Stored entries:
---*---

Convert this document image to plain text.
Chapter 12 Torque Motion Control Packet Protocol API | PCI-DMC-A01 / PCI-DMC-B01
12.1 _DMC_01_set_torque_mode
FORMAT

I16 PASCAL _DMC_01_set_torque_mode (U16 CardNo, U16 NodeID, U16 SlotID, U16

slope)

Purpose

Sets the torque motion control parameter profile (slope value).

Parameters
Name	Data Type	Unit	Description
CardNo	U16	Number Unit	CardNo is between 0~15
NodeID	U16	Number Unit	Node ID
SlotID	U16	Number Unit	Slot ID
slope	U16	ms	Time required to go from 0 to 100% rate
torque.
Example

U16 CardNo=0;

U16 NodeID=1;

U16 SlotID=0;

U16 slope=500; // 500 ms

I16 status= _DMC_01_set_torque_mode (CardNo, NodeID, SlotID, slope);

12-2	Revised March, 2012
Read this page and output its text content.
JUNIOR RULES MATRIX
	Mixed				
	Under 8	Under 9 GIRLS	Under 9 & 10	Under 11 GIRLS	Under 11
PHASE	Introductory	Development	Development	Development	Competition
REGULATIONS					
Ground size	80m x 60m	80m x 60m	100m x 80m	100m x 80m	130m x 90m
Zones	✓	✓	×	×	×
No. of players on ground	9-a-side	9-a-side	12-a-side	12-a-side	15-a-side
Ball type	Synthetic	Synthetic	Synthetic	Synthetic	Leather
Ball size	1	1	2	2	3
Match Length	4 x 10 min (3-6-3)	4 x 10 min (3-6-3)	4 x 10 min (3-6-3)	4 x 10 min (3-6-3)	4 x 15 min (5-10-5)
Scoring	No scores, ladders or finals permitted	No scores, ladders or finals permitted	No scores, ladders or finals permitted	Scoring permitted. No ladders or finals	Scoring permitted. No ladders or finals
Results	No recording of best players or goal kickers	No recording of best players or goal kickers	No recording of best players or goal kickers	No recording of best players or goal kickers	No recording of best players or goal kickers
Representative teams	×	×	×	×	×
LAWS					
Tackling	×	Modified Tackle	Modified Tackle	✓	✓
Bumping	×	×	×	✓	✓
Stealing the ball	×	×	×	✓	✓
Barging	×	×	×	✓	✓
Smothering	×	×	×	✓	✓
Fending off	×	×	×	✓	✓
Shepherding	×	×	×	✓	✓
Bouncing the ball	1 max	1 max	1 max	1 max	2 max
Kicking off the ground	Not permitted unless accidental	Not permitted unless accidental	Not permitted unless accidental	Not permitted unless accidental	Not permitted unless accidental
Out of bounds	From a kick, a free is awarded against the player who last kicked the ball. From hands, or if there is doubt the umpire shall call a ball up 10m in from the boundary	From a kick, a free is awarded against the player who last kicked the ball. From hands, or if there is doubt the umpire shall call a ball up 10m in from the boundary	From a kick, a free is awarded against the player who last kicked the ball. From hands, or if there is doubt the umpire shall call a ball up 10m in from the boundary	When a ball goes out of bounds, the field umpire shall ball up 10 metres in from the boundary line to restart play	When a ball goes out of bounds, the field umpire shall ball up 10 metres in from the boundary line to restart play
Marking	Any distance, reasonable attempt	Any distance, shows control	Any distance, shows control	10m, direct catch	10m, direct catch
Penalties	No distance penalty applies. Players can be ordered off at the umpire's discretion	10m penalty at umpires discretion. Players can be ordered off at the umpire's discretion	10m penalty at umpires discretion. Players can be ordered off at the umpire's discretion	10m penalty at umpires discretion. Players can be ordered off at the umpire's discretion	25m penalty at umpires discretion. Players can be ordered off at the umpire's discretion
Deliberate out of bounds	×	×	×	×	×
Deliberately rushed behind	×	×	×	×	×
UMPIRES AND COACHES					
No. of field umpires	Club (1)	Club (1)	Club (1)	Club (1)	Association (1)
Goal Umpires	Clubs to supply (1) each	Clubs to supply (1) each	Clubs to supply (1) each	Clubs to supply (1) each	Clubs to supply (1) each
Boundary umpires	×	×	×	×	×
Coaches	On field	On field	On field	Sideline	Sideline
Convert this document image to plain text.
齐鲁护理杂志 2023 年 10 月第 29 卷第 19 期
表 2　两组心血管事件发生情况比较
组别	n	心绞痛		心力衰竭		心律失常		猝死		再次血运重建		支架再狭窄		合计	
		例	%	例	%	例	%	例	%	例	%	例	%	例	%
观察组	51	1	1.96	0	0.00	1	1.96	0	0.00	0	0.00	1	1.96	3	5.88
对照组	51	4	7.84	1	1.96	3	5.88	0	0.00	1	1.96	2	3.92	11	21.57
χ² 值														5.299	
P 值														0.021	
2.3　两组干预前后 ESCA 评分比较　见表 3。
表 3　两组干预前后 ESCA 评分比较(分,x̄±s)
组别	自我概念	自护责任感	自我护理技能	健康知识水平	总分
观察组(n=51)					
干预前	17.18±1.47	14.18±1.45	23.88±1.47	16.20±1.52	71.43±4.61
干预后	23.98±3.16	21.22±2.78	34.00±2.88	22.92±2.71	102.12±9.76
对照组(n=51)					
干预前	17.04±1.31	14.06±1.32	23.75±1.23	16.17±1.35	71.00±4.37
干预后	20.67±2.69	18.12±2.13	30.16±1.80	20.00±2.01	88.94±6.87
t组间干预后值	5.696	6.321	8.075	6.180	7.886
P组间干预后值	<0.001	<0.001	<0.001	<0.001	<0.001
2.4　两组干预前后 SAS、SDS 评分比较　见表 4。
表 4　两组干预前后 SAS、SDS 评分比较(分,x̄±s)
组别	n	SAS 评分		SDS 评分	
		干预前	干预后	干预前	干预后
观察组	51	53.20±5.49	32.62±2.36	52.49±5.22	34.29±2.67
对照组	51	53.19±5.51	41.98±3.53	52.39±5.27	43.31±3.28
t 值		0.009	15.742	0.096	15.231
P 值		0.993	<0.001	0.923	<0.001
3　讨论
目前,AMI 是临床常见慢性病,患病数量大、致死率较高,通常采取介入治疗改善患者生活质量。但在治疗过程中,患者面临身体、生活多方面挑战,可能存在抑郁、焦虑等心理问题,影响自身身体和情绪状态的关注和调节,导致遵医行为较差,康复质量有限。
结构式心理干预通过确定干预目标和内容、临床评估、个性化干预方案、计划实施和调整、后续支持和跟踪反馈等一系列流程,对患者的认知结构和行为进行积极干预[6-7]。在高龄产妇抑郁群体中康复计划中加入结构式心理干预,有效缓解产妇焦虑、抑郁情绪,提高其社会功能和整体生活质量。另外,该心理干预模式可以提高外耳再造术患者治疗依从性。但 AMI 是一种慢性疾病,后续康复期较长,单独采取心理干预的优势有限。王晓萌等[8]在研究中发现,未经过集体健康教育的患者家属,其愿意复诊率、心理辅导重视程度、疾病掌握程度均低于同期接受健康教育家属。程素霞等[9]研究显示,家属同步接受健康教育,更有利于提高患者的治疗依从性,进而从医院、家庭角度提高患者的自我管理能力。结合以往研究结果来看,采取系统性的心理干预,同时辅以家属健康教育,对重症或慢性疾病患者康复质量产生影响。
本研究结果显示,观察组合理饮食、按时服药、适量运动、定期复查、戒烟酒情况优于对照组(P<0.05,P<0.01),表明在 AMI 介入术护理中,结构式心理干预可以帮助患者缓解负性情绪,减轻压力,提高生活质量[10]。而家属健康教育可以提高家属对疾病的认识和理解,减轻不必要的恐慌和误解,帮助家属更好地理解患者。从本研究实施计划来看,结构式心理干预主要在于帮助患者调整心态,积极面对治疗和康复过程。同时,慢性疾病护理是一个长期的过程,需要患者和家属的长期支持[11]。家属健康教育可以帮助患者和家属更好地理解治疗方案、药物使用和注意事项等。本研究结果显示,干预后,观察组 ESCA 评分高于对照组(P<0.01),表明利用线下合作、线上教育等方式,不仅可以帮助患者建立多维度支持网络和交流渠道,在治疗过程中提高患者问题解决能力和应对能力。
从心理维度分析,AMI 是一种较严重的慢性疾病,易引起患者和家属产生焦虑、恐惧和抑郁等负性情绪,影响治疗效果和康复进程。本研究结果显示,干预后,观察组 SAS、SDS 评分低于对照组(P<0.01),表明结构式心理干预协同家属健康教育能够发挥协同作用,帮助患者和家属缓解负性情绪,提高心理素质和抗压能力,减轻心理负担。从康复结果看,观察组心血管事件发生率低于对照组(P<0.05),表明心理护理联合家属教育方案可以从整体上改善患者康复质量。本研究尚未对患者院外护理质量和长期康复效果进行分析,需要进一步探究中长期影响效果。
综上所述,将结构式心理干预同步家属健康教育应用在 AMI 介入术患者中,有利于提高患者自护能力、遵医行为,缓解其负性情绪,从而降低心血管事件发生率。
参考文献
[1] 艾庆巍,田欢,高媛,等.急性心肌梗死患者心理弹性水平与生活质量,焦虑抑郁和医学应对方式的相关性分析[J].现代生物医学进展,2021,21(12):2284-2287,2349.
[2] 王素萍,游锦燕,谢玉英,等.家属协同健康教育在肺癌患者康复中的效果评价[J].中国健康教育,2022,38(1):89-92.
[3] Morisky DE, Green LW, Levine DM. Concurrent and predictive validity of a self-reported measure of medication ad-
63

---*---

DESCRIPTION OF THE TASK >> Find the string "size" in the records, then copy each line where it occurs.

EXERCISE SOLUTION >>
Ground size	80m x 60m	80m x 60m	100m x 80m	100m x 80m	130m x 90m
Ball size	1	1	2	2	3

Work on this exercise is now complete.